> _記事_:
独立・開業で広がる!ソーシャルワーカーの新しい働き方ガイド Vol.8 事業運営のノウハウ:「好循環」を生むマーケティング戦略

2025/10/24

福祉職(社会福祉士・介護福祉士・ケアマネジャー等)必見!

 Vol.7では、一般社団法人ダイアロゴスを運営する坂根さんの事例をご紹介しました。お父様の病気をきっかけに福祉の道に進み、元々抱いていた起業への意欲を原動力に、5年の実務経験を経て独立された方です。
 今回は坂根さんの事例から、独立・開業した事業を継続させていくうえで重要な「事業運営のノウハウ」、特に「集客・マーケティング戦略」について、3つの視点から深掘りして解説します。福祉の専門職にとって「マーケティング」という言葉は、少し遠い世界に感じられるかもしれません。しかしこれは、「自らの支援を、それを必要としている人々にいかにして届け、つながるか」という、ソーシャルワーク実践そのものといえます。

 

著者
松谷 恵子(まつたに社会福祉士事務所所長)

> _データ抜粋_:
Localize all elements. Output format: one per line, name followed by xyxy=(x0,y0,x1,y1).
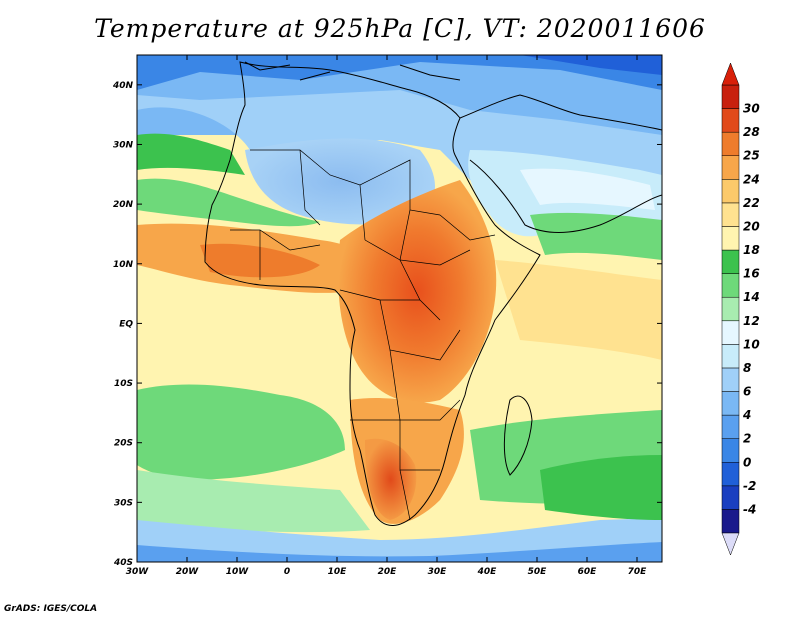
field-atlantic-green xyxy=(137,133,245,175)
colorbar-swatch xyxy=(721,320,740,345)
field-caspian-cold xyxy=(520,55,662,75)
field-kalahari-hot xyxy=(365,438,417,520)
lon-tick-label: 60E xyxy=(578,567,598,577)
colorbar-label: 8 xyxy=(743,361,751,375)
colorbar-swatch xyxy=(721,485,740,510)
lon-tick-label: 0 xyxy=(284,567,290,577)
colorbar-label: 14 xyxy=(743,290,760,304)
colorbar-label: 24 xyxy=(743,172,760,186)
colorbar-swatch xyxy=(721,84,740,109)
colorbar-swatch xyxy=(721,249,740,274)
lon-tick-label: 30W xyxy=(126,567,150,577)
colorbar-swatch xyxy=(721,462,740,487)
field-arabia-inner xyxy=(520,168,655,210)
temperature-field xyxy=(137,55,662,562)
field-sahara xyxy=(245,138,435,225)
field-southatlantic-green xyxy=(137,384,345,480)
arabia-coast xyxy=(469,159,662,233)
colorbar-label: 2 xyxy=(743,432,751,446)
field-north-colder xyxy=(137,55,662,90)
colorbar-swatch xyxy=(721,108,740,133)
lon-tick-label: 30E xyxy=(428,567,448,577)
lat-tick-label: 40S xyxy=(113,558,133,568)
colorbar-swatch xyxy=(721,509,740,534)
lon-tick-label: 10W xyxy=(226,567,250,577)
colorbar-swatch xyxy=(721,202,740,227)
colorbar-label: 10 xyxy=(743,337,760,351)
lon-tick-label: 10E xyxy=(328,567,348,577)
field-central-hot xyxy=(338,180,497,403)
lon-axis: 30W 20W 10W 0 10E 20E 30E 40E 50E 60E 70E xyxy=(126,55,647,577)
page-title: Temperature at 925hPa [C], VT: 202001160… xyxy=(94,14,706,43)
lon-tick-label: 40E xyxy=(477,567,498,577)
africa-coast xyxy=(204,61,541,526)
colorbar-swatch xyxy=(721,367,740,392)
colorbar-swatch xyxy=(721,391,740,416)
field-west-green xyxy=(137,178,320,227)
lat-tick-label: EQ xyxy=(119,319,133,329)
field-indian-warm xyxy=(495,260,662,360)
colorbar-label: 0 xyxy=(743,455,751,469)
colorbar-swatch xyxy=(721,414,740,439)
field-southern-cold xyxy=(137,542,662,562)
colorbar-label: 25 xyxy=(743,149,760,163)
colorbar-label: 30 xyxy=(743,102,760,116)
lat-tick-label: 40N xyxy=(112,81,134,91)
colorbar-label: 20 xyxy=(743,219,760,233)
field-south-mild xyxy=(137,470,370,533)
colorbar-swatch xyxy=(721,344,740,369)
plot-frame xyxy=(136,54,663,563)
colorbar-label: 16 xyxy=(743,267,760,281)
colorbar-label: 22 xyxy=(743,196,760,210)
lon-tick-label: 20W xyxy=(176,567,200,577)
colorbar-label: 18 xyxy=(743,243,760,257)
madagascar-coast xyxy=(503,395,533,476)
lon-tick-label: 20E xyxy=(378,567,398,577)
colorbar-label: 28 xyxy=(743,125,760,139)
coastlines xyxy=(204,61,662,526)
footer-credit: GrADS: IGES/COLA xyxy=(4,604,98,614)
colorbar-label: 6 xyxy=(743,385,751,399)
colorbar-swatch xyxy=(721,155,740,180)
lat-tick-label: 20N xyxy=(113,200,134,210)
country-borders xyxy=(230,149,496,521)
colorbar-label: -2 xyxy=(743,479,756,493)
europe-coast xyxy=(244,61,461,81)
lat-tick-label: 20S xyxy=(114,439,133,449)
lat-tick-label: 10N xyxy=(113,260,134,270)
lat-tick-label: 10S xyxy=(114,379,133,389)
lat-tick-label: 30N xyxy=(113,140,134,150)
colorbar-high-arrow xyxy=(721,62,740,86)
lon-tick-label: 50E xyxy=(528,567,548,577)
colorbar-label: 12 xyxy=(743,314,760,328)
colorbar-label: -4 xyxy=(743,502,756,516)
colorbar-swatch xyxy=(721,179,740,204)
colorbar-label: 4 xyxy=(742,408,751,422)
colorbar-swatch xyxy=(721,226,740,251)
colorbar-low-arrow xyxy=(721,532,740,556)
field-arabian-sea-green xyxy=(530,212,662,260)
lon-tick-label: 70E xyxy=(628,567,648,577)
middleeast-coast xyxy=(459,94,662,131)
lat-tick-label: 30S xyxy=(114,498,133,508)
colorbar-swatch xyxy=(721,273,740,298)
lat-axis: 40S 30S 20S 10S EQ 10N 20N 30N 40N xyxy=(112,81,662,568)
field-southindian-deep xyxy=(540,455,662,520)
colorbar-swatch xyxy=(721,131,740,156)
colorbar-swatch xyxy=(721,438,740,463)
colorbar-swatch xyxy=(721,296,740,322)
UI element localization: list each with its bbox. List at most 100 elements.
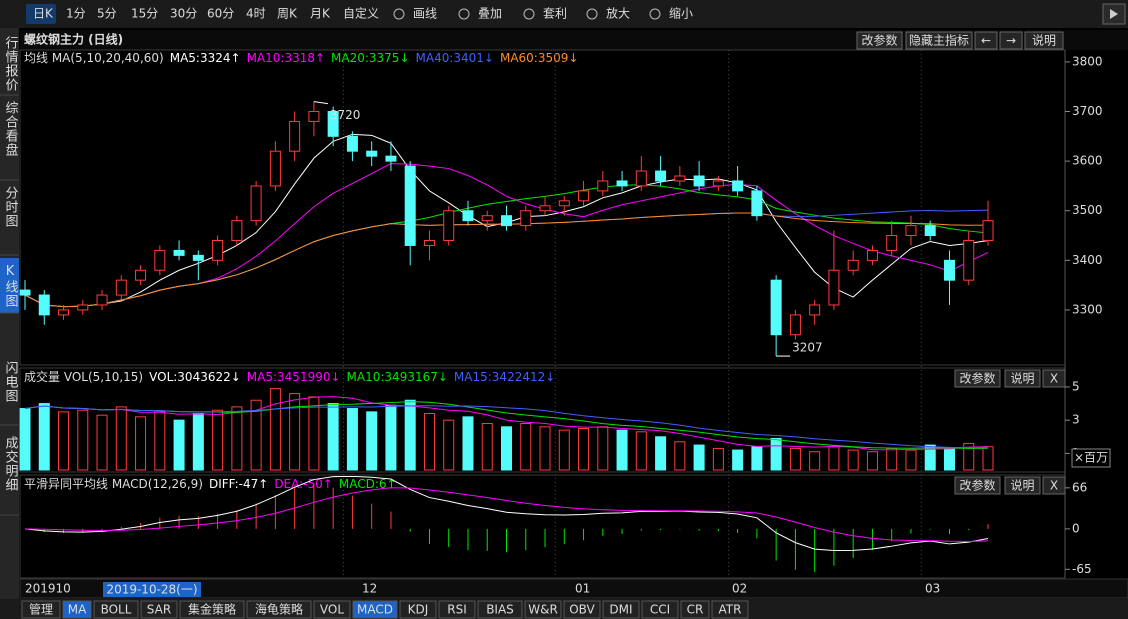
price-annotation: 3720 (330, 108, 361, 122)
button-label[interactable]: → (1006, 34, 1016, 48)
toolbar (0, 0, 1128, 28)
toolbar-item[interactable]: 4时 (246, 7, 266, 21)
button-label[interactable]: 说明 (1032, 33, 1056, 48)
button-label[interactable]: 改参数 (959, 371, 995, 386)
candle-body (712, 180, 724, 187)
candle-body (520, 210, 532, 227)
button[interactable] (1042, 476, 1066, 495)
bottom-tab-label[interactable]: DMI (609, 603, 632, 617)
side-tab[interactable]: 综合看盘 (3, 101, 19, 157)
button-label[interactable]: X (1050, 372, 1058, 386)
bottom-tab[interactable] (524, 600, 562, 619)
bottom-tab[interactable] (246, 600, 312, 619)
tool-icon (458, 8, 470, 20)
indicator-header: 均线 MA(5,10,20,40,60) MA5:3324↑ MA10:3318↑ M… (24, 51, 578, 65)
candle-body (366, 150, 378, 157)
bottom-tab[interactable] (641, 600, 679, 619)
bottom-tab[interactable] (563, 600, 601, 619)
bottom-tab-label[interactable]: MACD (357, 603, 393, 617)
bottom-tab[interactable] (602, 600, 640, 619)
button-label[interactable]: ← (981, 34, 991, 48)
bottom-tab-label[interactable]: 集金策略 (188, 602, 236, 617)
bottom-tab-label[interactable]: OBV (569, 603, 595, 617)
button[interactable] (905, 31, 973, 50)
bottom-tab-label[interactable]: ATR (719, 603, 742, 617)
bottom-tab[interactable] (62, 600, 92, 619)
toolbar-item[interactable]: 缩小 (669, 6, 693, 21)
button[interactable] (954, 369, 1001, 388)
button-label[interactable]: 隐藏主指标 (909, 33, 969, 48)
bottom-tab-label[interactable]: CR (687, 603, 704, 617)
button-label[interactable]: 说明 (1010, 371, 1034, 386)
toolbar-item[interactable]: 15分 (131, 7, 158, 21)
button[interactable] (1004, 369, 1041, 388)
unit-label: ×百万 (1074, 451, 1108, 465)
bottom-tab-label[interactable]: BOLL (101, 603, 132, 617)
button-label[interactable]: 说明 (1010, 478, 1034, 493)
bottom-tab-label[interactable]: 管理 (29, 602, 53, 617)
toolbar-item[interactable]: 套利 (543, 7, 567, 21)
button[interactable] (954, 476, 1001, 495)
button[interactable] (1042, 369, 1066, 388)
side-tab[interactable]: 闪电图 (3, 361, 18, 403)
active-side (0, 258, 19, 313)
bottom-tab-label[interactable]: W&R (528, 603, 558, 617)
side-tab[interactable]: K线图 (3, 264, 19, 308)
side-tab[interactable]: 行情报价 (3, 36, 19, 92)
bottom-tab[interactable] (711, 600, 749, 619)
button[interactable] (999, 31, 1023, 50)
candle-body (597, 180, 609, 192)
bottom-tab-label[interactable]: CCI (650, 603, 670, 617)
bottom-tab-label[interactable]: BIAS (486, 603, 514, 617)
toolbar-item[interactable]: 画线 (413, 7, 437, 21)
toolbar-item[interactable]: 自定义 (343, 6, 379, 21)
candle-body (173, 249, 185, 256)
toolbar-item[interactable]: 月K (310, 7, 331, 21)
bottom-tab[interactable] (438, 600, 476, 619)
bottom-tab-label[interactable]: 海龟策略 (255, 602, 303, 617)
header-item: DIFF:-47↑ (209, 477, 268, 491)
toolbar-item[interactable]: 周K (277, 7, 298, 21)
button[interactable] (1004, 476, 1041, 495)
candle-body (289, 120, 301, 152)
toolbar-item[interactable]: 60分 (207, 7, 234, 21)
nav-arrow (1110, 9, 1118, 19)
button[interactable] (1024, 31, 1064, 50)
bottom-tab[interactable] (21, 600, 61, 619)
tool-icon (393, 8, 405, 20)
toolbar-item[interactable]: 叠加 (478, 7, 502, 21)
bottom-tab-label[interactable]: SAR (147, 603, 171, 617)
toolbar-item[interactable]: 30分 (170, 7, 197, 21)
bottom-tab[interactable] (179, 600, 245, 619)
bottom-tab-label[interactable]: RSI (447, 603, 467, 617)
button[interactable] (974, 31, 998, 50)
bottom-tab[interactable] (93, 600, 139, 619)
bottom-tab[interactable] (352, 600, 398, 619)
header-item: MA5:3451990↓ (247, 370, 341, 384)
header-item: MA10:3493167↓ (347, 370, 448, 384)
bottom-tab[interactable] (399, 600, 437, 619)
volume-bar (732, 449, 744, 471)
button-label[interactable]: X (1050, 479, 1058, 493)
bottom-tab[interactable] (680, 600, 710, 619)
bottom-tab[interactable] (140, 600, 178, 619)
bottom-tab-label[interactable]: KDJ (408, 603, 429, 617)
bottom-tab[interactable] (313, 600, 351, 619)
bottom-tab-label[interactable]: MA (68, 603, 87, 617)
button-label[interactable]: 改参数 (959, 478, 995, 493)
bottom-tab-label[interactable]: VOL (320, 603, 344, 617)
bottom-tab[interactable] (477, 600, 523, 619)
side-tab[interactable]: 分时图 (3, 186, 19, 228)
toolbar-item[interactable]: 放大 (606, 6, 630, 21)
toolbar-item[interactable]: 5分 (97, 7, 117, 21)
button[interactable] (856, 31, 903, 50)
toolbar-item[interactable]: 1分 (66, 7, 86, 21)
volume-bar (943, 447, 955, 471)
side-tab[interactable]: 成交明细 (3, 436, 19, 492)
candle-body (462, 210, 474, 222)
button-label[interactable]: 改参数 (861, 33, 897, 48)
header-item: 平滑异同平均线 MACD(12,26,9) (24, 477, 203, 491)
toolbar-item[interactable]: 日K (33, 7, 54, 21)
dea-line (24, 487, 989, 542)
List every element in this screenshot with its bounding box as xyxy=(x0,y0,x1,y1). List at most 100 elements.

> _作業内容_:
記事の「独立・開業で広がる!ソーシャルワーカーの新しい働き方ガイド Vol.8 事業運営のノウハウ:「好循環」を生むマーケティング戦略」から「松谷 恵子(まつたに社会福祉士事務所所長)」までを、一字一句変えずに書き写してください。 エントリーは記事とは別の資料です。

> _解答全文_:
独立・開業で広がる!ソーシャルワーカーの新しい働き方ガイド Vol.8 事業運営のノウハウ:「好循環」を生むマーケティング戦略

2025/10/24

福祉職(社会福祉士・介護福祉士・ケアマネジャー等)必見!

 Vol.7では、一般社団法人ダイアロゴスを運営する坂根さんの事例をご紹介しました。お父様の病気をきっかけに福祉の道に進み、元々抱いていた起業への意欲を原動力に、5年の実務経験を経て独立された方です。
 今回は坂根さんの事例から、独立・開業した事業を継続させていくうえで重要な「事業運営のノウハウ」、特に「集客・マーケティング戦略」について、3つの視点から深掘りして解説します。福祉の専門職にとって「マーケティング」という言葉は、少し遠い世界に感じられるかもしれません。しかしこれは、「自らの支援を、それを必要としている人々にいかにして届け、つながるか」という、ソーシャルワーク実践そのものといえます。

 

著者
松谷 恵子(まつたに社会福祉士事務所所長)